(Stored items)
»»
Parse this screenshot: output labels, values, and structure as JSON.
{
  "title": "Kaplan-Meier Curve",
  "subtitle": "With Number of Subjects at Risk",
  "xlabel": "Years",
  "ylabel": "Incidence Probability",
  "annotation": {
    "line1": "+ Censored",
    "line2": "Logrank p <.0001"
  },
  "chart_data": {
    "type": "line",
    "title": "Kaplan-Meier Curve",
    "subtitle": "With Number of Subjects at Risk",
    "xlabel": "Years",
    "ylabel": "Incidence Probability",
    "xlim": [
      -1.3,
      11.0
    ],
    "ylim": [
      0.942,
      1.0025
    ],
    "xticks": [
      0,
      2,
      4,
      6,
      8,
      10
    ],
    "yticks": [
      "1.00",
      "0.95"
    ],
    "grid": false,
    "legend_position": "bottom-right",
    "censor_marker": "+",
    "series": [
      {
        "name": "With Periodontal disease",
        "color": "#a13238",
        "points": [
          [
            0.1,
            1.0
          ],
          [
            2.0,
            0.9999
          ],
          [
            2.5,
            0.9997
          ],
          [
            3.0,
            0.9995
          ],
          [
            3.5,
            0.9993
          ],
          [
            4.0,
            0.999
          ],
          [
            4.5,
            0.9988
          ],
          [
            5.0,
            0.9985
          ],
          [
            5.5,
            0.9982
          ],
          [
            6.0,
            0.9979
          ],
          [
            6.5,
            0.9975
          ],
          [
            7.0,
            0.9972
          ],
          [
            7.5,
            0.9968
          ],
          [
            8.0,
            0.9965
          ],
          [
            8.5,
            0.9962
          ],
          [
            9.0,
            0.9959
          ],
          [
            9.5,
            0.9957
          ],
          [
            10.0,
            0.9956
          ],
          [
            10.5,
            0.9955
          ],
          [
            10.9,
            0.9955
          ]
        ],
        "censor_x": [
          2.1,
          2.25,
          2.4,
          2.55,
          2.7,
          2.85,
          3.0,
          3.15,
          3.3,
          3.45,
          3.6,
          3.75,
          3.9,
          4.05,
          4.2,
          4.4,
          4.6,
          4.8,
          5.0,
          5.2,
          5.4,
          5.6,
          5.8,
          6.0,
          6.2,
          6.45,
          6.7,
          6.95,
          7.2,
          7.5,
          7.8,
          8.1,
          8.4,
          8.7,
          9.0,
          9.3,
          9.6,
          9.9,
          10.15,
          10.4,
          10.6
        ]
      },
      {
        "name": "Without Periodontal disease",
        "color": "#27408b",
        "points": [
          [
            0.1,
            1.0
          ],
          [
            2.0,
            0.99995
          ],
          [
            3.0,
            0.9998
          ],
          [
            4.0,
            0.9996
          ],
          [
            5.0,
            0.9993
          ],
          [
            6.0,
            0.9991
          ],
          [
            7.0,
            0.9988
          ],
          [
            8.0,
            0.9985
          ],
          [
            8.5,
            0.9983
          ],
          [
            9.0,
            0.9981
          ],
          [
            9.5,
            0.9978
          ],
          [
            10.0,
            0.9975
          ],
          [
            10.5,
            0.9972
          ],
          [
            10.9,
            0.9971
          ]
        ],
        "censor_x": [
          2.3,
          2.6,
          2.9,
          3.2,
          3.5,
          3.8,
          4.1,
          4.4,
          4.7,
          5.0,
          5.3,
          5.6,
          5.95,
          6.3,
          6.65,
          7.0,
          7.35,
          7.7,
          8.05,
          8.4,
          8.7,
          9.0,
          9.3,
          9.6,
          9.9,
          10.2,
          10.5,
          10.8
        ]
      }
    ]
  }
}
««
»»
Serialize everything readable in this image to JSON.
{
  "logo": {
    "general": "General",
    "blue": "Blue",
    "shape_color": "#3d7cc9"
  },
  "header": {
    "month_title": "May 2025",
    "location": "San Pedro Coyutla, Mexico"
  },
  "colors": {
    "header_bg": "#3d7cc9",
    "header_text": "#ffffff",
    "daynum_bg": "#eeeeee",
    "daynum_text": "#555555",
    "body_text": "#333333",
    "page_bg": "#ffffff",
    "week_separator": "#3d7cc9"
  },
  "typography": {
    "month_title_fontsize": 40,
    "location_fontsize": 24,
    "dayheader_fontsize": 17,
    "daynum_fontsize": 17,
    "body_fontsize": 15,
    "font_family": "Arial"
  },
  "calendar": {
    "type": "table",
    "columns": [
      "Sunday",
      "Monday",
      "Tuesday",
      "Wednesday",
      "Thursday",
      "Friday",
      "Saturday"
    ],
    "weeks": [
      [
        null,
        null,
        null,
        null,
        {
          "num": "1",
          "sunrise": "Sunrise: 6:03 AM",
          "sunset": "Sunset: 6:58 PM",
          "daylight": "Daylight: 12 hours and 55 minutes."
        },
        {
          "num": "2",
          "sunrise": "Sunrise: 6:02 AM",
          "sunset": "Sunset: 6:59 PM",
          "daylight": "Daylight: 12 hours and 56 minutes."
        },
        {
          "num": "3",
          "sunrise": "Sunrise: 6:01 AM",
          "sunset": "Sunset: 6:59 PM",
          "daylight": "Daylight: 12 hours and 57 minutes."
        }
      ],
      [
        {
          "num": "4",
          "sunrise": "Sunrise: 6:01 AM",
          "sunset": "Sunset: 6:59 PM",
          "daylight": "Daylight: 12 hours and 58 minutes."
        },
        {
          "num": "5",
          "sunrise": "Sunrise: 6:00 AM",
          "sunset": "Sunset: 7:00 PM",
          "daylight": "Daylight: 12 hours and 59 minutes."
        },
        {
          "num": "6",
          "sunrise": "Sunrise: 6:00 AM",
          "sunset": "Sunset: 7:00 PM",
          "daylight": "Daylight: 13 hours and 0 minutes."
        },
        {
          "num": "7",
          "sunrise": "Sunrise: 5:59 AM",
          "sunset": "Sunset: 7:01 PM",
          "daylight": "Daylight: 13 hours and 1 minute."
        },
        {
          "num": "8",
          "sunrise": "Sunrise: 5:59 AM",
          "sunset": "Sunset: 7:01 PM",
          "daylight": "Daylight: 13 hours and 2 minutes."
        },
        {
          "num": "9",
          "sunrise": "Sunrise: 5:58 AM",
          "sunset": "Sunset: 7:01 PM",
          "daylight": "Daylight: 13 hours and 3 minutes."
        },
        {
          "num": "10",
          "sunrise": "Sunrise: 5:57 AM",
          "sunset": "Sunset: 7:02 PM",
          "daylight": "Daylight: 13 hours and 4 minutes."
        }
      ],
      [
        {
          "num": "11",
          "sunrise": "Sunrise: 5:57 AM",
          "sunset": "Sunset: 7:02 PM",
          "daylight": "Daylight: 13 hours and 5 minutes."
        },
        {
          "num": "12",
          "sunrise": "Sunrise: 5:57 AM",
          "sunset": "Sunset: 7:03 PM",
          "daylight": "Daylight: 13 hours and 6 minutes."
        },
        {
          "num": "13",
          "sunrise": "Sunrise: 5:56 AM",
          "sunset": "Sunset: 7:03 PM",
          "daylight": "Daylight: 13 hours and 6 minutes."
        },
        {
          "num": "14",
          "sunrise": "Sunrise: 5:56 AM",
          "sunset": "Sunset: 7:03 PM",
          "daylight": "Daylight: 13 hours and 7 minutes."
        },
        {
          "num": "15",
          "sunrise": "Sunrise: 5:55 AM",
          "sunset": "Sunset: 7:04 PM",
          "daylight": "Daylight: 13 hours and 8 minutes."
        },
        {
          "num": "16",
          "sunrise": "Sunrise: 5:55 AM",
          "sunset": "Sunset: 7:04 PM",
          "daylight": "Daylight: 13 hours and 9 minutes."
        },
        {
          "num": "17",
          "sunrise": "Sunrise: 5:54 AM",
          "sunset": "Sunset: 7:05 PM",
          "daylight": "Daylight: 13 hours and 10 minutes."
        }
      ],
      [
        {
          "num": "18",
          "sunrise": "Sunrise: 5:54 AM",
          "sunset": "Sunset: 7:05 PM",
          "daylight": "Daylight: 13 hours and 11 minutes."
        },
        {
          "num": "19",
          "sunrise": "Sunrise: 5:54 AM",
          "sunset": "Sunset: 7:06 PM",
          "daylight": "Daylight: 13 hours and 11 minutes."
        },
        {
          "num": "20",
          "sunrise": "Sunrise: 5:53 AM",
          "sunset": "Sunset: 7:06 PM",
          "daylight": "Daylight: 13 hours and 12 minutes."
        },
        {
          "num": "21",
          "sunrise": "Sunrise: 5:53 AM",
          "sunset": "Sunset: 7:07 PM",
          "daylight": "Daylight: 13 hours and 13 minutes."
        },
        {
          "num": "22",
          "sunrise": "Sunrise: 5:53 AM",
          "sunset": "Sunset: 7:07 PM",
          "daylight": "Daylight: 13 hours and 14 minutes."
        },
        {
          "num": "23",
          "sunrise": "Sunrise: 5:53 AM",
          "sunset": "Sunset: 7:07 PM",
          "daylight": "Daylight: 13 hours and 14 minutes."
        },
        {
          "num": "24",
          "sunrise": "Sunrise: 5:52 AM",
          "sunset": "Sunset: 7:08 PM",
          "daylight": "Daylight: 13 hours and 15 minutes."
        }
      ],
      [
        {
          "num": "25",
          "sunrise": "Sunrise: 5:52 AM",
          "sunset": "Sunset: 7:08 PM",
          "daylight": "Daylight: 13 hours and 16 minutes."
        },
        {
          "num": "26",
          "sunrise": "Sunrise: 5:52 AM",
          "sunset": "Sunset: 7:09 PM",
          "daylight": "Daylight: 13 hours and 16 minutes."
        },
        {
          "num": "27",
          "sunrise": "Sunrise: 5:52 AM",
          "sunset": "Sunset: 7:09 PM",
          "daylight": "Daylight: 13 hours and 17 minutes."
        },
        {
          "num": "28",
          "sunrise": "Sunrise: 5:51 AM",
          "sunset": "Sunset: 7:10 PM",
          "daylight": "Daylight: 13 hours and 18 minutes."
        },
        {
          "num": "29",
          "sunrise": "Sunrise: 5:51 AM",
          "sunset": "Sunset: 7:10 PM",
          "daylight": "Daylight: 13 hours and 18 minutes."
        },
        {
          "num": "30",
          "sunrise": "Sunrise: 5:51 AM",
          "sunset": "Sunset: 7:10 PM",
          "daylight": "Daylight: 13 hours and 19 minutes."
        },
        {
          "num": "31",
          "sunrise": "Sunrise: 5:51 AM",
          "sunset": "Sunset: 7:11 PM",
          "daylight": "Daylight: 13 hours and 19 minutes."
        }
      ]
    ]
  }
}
««
»»
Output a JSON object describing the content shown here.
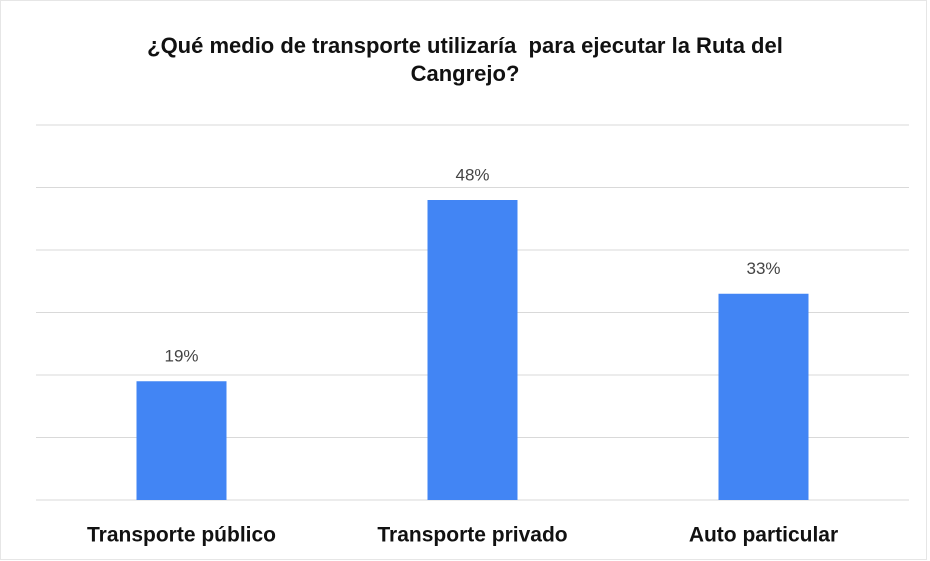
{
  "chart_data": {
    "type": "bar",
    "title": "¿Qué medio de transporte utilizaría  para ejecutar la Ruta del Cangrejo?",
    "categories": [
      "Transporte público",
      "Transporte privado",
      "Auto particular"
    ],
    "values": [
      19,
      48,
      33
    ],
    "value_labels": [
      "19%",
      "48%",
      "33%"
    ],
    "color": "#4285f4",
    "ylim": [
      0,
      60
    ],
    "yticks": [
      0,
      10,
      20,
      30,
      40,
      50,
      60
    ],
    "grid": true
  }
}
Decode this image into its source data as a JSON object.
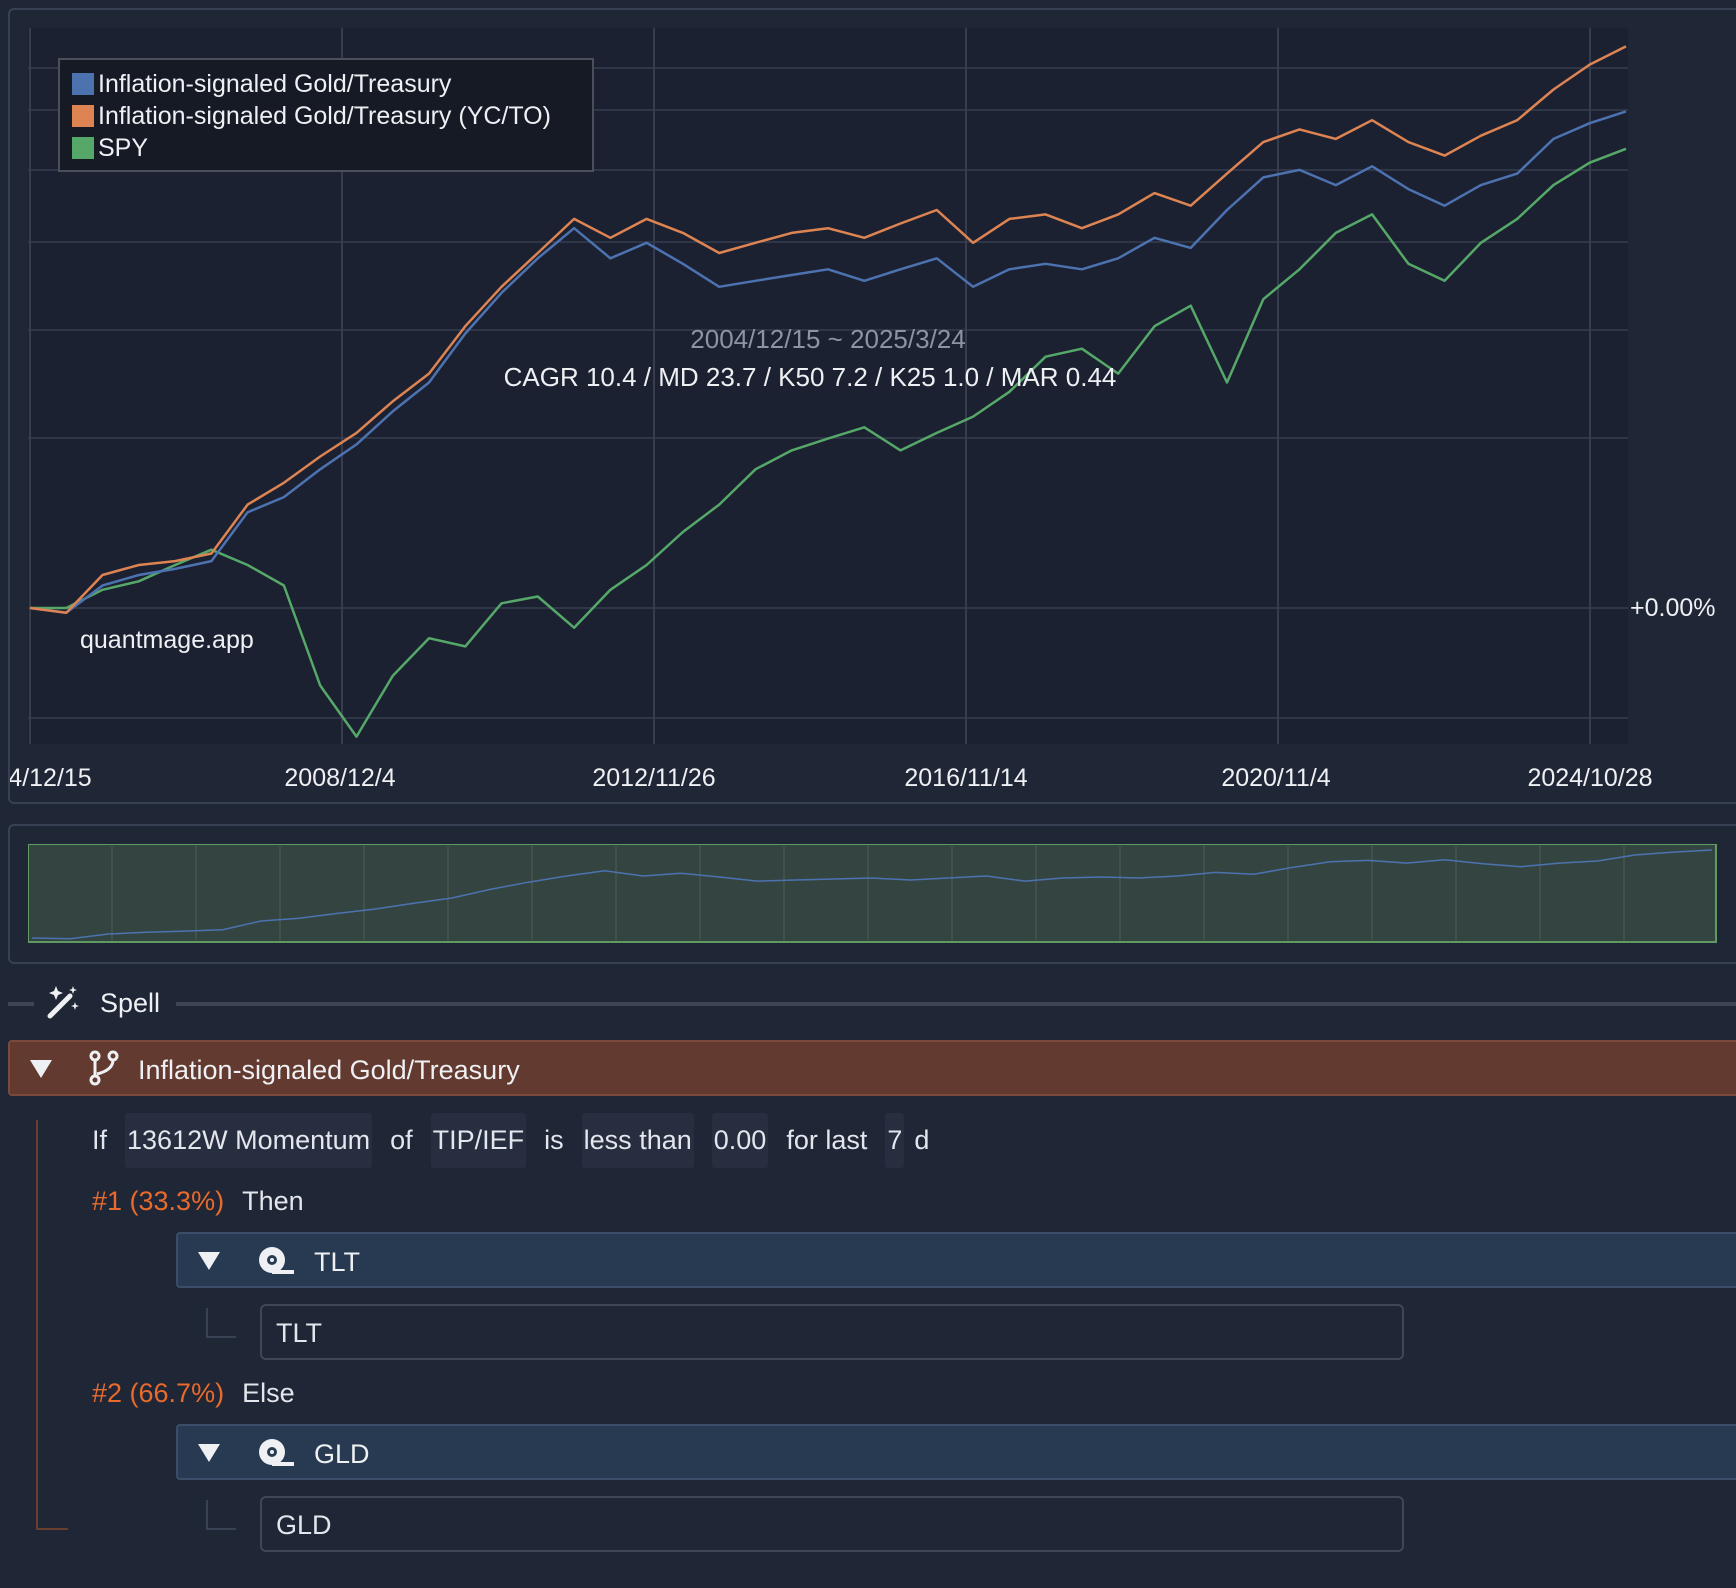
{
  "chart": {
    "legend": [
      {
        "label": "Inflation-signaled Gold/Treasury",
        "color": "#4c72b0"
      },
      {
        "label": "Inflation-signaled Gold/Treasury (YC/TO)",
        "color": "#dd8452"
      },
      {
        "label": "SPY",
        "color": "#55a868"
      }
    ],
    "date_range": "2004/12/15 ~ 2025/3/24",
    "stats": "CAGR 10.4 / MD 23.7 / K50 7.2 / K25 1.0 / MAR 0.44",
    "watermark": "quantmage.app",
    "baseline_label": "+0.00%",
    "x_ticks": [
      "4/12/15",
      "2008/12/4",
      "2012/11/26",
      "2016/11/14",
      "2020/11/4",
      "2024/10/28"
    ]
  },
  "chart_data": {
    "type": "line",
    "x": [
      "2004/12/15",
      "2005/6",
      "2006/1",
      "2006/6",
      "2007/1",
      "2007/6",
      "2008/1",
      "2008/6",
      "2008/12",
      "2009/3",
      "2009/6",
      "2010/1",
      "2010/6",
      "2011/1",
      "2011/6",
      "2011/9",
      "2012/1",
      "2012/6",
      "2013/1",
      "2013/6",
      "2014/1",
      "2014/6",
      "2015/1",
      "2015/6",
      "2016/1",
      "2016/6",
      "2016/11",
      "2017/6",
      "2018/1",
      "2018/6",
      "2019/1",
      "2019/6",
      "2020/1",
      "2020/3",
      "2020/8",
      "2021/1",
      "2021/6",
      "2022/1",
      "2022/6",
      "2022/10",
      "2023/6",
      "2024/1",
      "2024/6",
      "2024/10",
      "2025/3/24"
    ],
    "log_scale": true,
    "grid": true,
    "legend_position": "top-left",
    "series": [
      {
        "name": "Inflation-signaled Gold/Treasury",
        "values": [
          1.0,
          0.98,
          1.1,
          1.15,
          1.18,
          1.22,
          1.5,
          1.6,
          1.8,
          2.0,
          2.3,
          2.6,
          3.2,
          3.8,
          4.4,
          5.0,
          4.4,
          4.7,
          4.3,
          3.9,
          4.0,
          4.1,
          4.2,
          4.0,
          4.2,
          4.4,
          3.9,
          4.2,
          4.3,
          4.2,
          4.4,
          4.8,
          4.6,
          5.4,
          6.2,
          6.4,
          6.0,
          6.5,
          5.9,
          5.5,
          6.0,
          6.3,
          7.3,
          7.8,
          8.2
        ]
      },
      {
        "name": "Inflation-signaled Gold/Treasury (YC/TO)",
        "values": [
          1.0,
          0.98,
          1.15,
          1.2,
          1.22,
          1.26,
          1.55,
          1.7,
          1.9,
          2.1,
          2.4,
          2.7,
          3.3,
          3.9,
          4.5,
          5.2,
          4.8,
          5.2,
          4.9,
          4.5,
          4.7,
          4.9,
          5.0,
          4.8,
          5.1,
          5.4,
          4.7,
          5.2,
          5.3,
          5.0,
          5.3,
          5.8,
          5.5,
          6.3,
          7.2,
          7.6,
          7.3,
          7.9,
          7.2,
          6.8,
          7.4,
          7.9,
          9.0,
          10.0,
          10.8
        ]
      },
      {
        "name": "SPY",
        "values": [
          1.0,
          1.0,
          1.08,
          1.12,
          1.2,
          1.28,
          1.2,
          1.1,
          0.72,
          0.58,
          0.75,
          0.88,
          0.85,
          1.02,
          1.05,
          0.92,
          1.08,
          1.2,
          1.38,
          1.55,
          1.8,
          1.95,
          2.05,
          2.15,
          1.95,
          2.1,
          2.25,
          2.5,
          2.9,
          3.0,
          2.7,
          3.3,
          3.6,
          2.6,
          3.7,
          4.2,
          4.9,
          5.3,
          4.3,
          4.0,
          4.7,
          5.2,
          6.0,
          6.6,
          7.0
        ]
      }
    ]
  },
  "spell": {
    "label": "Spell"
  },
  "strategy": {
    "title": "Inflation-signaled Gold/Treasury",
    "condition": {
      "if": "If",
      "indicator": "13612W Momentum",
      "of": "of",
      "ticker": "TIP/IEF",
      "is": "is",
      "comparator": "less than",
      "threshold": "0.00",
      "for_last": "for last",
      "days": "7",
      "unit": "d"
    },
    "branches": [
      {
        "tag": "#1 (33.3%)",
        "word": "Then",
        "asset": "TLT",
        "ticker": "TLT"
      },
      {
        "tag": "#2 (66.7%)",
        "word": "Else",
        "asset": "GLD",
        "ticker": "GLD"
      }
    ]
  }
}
««
▸ **The task**
Go through the listing above and list every line that has the word "name".

▸ **Worked answer**
        "name": "With Periodontal disease",
        "name": "Without Periodontal disease",
        "name": "Inflation-signaled Gold/Treasury",
        "name": "Inflation-signaled Gold/Treasury (YC/TO)",
        "name": "SPY",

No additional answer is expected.